[Stated problem]: All of the records listed below should be retyped exactly.

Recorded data

** Begin **

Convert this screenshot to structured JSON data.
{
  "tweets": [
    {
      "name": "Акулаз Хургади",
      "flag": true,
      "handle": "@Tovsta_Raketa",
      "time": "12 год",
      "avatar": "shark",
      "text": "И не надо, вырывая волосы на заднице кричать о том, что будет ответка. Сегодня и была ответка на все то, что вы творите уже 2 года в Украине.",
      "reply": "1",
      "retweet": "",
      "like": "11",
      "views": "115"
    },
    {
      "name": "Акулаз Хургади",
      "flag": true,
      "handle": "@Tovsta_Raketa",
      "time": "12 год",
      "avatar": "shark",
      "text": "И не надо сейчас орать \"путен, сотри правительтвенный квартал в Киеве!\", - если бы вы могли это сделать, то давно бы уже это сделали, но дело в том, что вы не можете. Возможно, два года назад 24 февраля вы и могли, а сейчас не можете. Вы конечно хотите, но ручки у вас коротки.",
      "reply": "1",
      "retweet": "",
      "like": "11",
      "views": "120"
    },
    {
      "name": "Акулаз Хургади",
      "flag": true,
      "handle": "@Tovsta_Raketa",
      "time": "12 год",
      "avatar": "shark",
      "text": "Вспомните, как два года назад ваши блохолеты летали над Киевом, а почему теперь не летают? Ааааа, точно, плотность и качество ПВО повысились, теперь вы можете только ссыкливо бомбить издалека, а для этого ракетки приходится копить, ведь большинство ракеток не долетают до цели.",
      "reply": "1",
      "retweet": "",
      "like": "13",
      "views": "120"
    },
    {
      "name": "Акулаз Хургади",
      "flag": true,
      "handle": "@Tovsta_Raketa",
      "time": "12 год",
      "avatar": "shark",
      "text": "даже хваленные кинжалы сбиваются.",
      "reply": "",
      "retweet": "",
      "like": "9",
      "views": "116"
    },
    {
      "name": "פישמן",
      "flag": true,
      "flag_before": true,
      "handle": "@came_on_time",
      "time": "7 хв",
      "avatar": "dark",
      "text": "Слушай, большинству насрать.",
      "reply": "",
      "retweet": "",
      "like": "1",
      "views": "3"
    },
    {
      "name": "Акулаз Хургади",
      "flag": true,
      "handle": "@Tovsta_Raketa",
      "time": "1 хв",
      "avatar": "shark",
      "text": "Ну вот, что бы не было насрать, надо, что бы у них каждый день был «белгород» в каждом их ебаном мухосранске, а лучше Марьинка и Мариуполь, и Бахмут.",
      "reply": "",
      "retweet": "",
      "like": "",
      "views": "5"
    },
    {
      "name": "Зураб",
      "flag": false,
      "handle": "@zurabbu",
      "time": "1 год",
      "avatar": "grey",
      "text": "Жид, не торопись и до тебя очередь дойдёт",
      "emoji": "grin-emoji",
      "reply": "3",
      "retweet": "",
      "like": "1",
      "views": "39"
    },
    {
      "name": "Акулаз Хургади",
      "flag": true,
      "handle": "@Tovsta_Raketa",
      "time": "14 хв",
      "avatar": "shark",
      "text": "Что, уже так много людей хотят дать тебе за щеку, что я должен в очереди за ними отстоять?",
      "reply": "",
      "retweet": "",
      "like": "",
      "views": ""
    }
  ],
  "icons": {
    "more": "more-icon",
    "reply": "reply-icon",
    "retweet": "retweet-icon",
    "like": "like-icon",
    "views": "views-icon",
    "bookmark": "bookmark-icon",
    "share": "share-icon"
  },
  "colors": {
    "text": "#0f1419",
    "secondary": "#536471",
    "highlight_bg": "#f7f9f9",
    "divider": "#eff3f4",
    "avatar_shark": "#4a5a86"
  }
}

** End **

[Exercise response]:
Convert this screenshot to structured JSON data.
{
  "tweets": [
    {
      "name": "Акулаз Хургади",
      "flag": true,
      "handle": "@Tovsta_Raketa",
      "time": "12 год",
      "avatar": "shark",
      "text": "И не надо, вырывая волосы на заднице кричать о том, что будет ответка. Сегодня и была ответка на все то, что вы творите уже 2 года в Украине.",
      "reply": "1",
      "retweet": "",
      "like": "11",
      "views": "115"
    },
    {
      "name": "Акулаз Хургади",
      "flag": true,
      "handle": "@Tovsta_Raketa",
      "time": "12 год",
      "avatar": "shark",
      "text": "И не надо сейчас орать \"путен, сотри правительтвенный квартал в Киеве!\", - если бы вы могли это сделать, то давно бы уже это сделали, но дело в том, что вы не можете. Возможно, два года назад 24 февраля вы и могли, а сейчас не можете. Вы конечно хотите, но ручки у вас коротки.",
      "reply": "1",
      "retweet": "",
      "like": "11",
      "views": "120"
    },
    {
      "name": "Акулаз Хургади",
      "flag": true,
      "handle": "@Tovsta_Raketa",
      "time": "12 год",
      "avatar": "shark",
      "text": "Вспомните, как два года назад ваши блохолеты летали над Киевом, а почему теперь не летают? Ааааа, точно, плотность и качество ПВО повысились, теперь вы можете только ссыкливо бомбить издалека, а для этого ракетки приходится копить, ведь большинство ракеток не долетают до цели.",
      "reply": "1",
      "retweet": "",
      "like": "13",
      "views": "120"
    },
    {
      "name": "Акулаз Хургади",
      "flag": true,
      "handle": "@Tovsta_Raketa",
      "time": "12 год",
      "avatar": "shark",
      "text": "даже хваленные кинжалы сбиваются.",
      "reply": "",
      "retweet": "",
      "like": "9",
      "views": "116"
    },
    {
      "name": "פישמן",
      "flag": true,
      "flag_before": true,
      "handle": "@came_on_time",
      "time": "7 хв",
      "avatar": "dark",
      "text": "Слушай, большинству насрать.",
      "reply": "",
      "retweet": "",
      "like": "1",
      "views": "3"
    },
    {
      "name": "Акулаз Хургади",
      "flag": true,
      "handle": "@Tovsta_Raketa",
      "time": "1 хв",
      "avatar": "shark",
      "text": "Ну вот, что бы не было насрать, надо, что бы у них каждый день был «белгород» в каждом их ебаном мухосранске, а лучше Марьинка и Мариуполь, и Бахмут.",
      "reply": "",
      "retweet": "",
      "like": "",
      "views": "5"
    },
    {
      "name": "Зураб",
      "flag": false,
      "handle": "@zurabbu",
      "time": "1 год",
      "avatar": "grey",
      "text": "Жид, не торопись и до тебя очередь дойдёт",
      "emoji": "grin-emoji",
      "reply": "3",
      "retweet": "",
      "like": "1",
      "views": "39"
    },
    {
      "name": "Акулаз Хургади",
      "flag": true,
      "handle": "@Tovsta_Raketa",
      "time": "14 хв",
      "avatar": "shark",
      "text": "Что, уже так много людей хотят дать тебе за щеку, что я должен в очереди за ними отстоять?",
      "reply": "",
      "retweet": "",
      "like": "",
      "views": ""
    }
  ],
  "icons": {
    "more": "more-icon",
    "reply": "reply-icon",
    "retweet": "retweet-icon",
    "like": "like-icon",
    "views": "views-icon",
    "bookmark": "bookmark-icon",
    "share": "share-icon"
  },
  "colors": {
    "text": "#0f1419",
    "secondary": "#536471",
    "highlight_bg": "#f7f9f9",
    "divider": "#eff3f4",
    "avatar_shark": "#4a5a86"
  }
}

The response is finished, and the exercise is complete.